++++ Dataset rows
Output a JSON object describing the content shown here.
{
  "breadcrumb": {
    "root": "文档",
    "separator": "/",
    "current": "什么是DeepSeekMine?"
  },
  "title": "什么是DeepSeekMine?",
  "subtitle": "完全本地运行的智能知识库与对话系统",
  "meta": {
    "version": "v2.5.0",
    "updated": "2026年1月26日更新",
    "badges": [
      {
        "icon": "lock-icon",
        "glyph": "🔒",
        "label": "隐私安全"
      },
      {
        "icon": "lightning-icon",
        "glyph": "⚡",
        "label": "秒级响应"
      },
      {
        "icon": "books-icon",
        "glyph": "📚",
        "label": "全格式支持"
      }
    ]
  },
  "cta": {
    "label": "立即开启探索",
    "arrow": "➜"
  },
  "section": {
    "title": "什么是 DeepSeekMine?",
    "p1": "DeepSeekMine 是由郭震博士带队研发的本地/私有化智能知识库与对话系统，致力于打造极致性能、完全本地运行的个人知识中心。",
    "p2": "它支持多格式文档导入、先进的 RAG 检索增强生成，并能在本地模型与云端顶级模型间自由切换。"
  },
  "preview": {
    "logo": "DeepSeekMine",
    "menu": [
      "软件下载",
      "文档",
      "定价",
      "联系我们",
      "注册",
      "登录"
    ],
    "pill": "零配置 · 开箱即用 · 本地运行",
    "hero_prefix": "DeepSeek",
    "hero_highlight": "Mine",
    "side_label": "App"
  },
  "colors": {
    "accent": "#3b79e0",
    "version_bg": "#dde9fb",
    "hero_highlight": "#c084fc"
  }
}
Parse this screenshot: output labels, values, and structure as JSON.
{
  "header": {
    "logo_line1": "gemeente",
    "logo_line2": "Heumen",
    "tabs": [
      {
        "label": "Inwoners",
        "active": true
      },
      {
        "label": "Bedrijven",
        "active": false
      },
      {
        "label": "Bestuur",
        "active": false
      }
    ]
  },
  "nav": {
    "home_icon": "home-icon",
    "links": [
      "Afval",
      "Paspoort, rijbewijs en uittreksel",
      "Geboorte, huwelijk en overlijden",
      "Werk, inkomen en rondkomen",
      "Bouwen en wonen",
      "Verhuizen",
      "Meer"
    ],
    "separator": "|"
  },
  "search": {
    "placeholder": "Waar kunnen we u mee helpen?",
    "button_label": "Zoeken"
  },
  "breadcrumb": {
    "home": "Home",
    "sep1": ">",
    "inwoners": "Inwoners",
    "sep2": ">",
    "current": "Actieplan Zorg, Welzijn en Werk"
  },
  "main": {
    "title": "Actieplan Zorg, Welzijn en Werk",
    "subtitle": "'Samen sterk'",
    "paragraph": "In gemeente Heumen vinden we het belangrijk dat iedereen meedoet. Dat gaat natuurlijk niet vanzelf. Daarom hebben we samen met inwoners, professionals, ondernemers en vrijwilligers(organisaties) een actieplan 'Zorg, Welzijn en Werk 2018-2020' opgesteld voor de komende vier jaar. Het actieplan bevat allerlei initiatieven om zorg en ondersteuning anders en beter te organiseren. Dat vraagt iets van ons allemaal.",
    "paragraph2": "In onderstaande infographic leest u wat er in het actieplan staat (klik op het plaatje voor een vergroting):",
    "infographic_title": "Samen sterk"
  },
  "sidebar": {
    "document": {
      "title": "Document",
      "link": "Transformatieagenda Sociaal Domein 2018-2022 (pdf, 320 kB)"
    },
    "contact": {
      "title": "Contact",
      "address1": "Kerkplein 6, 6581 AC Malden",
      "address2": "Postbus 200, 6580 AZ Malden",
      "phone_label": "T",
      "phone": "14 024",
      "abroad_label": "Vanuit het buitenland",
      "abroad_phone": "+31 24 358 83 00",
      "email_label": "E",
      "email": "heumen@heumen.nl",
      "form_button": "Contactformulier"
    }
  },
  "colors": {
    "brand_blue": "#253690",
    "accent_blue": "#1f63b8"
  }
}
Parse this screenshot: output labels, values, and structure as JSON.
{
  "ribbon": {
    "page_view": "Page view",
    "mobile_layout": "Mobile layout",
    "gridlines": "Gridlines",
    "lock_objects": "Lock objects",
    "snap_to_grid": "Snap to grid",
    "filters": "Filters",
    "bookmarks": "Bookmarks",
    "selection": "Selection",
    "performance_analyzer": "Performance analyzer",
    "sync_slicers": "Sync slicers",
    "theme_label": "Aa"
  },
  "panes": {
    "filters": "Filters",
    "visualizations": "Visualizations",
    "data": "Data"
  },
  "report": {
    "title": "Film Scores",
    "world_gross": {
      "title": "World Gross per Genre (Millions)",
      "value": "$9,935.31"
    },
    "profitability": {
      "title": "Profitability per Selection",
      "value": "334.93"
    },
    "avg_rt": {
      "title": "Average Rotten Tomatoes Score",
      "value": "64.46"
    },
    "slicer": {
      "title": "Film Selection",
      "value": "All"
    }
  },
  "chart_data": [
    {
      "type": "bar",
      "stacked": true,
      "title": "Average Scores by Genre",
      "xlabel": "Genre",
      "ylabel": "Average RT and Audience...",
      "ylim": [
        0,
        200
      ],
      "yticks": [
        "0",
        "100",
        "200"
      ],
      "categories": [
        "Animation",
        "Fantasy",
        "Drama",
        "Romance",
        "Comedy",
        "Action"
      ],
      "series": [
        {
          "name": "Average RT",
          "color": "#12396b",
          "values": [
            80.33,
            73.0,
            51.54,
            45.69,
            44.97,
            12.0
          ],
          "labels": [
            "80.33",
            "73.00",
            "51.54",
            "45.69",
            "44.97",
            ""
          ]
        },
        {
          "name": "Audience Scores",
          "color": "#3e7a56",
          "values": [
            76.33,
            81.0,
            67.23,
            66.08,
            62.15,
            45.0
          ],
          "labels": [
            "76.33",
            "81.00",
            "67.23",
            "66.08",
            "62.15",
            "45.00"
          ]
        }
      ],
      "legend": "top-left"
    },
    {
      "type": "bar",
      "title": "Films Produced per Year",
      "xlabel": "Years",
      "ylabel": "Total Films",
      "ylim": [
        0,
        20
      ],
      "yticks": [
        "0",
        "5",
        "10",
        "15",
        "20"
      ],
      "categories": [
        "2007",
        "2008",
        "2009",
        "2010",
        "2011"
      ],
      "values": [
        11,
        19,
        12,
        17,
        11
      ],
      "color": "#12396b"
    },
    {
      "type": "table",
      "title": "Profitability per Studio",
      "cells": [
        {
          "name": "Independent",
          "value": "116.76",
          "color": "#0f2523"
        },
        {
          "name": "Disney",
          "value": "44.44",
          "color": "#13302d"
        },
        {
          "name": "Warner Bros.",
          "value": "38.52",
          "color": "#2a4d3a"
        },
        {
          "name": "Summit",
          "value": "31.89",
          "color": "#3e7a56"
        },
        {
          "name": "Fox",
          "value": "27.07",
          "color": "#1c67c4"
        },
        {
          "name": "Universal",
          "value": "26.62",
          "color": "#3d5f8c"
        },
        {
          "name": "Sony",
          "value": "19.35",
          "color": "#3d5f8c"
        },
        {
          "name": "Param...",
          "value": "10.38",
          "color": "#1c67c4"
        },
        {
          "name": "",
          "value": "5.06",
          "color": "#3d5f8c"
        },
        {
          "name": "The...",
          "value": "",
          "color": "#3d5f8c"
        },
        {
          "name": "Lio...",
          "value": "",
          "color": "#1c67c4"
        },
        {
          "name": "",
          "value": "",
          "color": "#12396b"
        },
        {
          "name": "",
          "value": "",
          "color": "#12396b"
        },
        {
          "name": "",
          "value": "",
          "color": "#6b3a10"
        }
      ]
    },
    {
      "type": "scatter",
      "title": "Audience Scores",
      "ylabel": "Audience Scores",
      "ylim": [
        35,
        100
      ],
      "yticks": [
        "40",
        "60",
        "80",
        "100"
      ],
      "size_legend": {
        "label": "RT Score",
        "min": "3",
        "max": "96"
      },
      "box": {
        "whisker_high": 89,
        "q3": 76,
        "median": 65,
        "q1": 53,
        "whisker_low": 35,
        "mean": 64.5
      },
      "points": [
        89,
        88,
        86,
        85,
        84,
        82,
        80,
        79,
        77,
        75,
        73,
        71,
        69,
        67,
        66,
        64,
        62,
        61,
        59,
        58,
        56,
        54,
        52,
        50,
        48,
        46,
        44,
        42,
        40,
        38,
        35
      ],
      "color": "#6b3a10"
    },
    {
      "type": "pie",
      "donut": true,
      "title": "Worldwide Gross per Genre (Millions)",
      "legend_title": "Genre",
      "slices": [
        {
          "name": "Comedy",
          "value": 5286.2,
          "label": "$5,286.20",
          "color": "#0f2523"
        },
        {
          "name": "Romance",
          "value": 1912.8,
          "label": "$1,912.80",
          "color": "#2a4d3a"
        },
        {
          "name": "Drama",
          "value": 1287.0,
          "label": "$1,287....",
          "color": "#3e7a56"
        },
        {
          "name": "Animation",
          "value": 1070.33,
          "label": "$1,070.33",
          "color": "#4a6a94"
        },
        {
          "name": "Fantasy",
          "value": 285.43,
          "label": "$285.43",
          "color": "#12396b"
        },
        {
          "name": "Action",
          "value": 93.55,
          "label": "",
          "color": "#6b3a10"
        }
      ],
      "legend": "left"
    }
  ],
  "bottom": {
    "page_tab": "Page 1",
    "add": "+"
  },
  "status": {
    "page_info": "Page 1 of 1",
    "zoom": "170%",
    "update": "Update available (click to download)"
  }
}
++++++++
Find all lines with "Millions" in them and copy each one.

(Correct result)
      "title": "World Gross per Genre (Millions)",
      "title": "Worldwide Gross per Genre (Millions)",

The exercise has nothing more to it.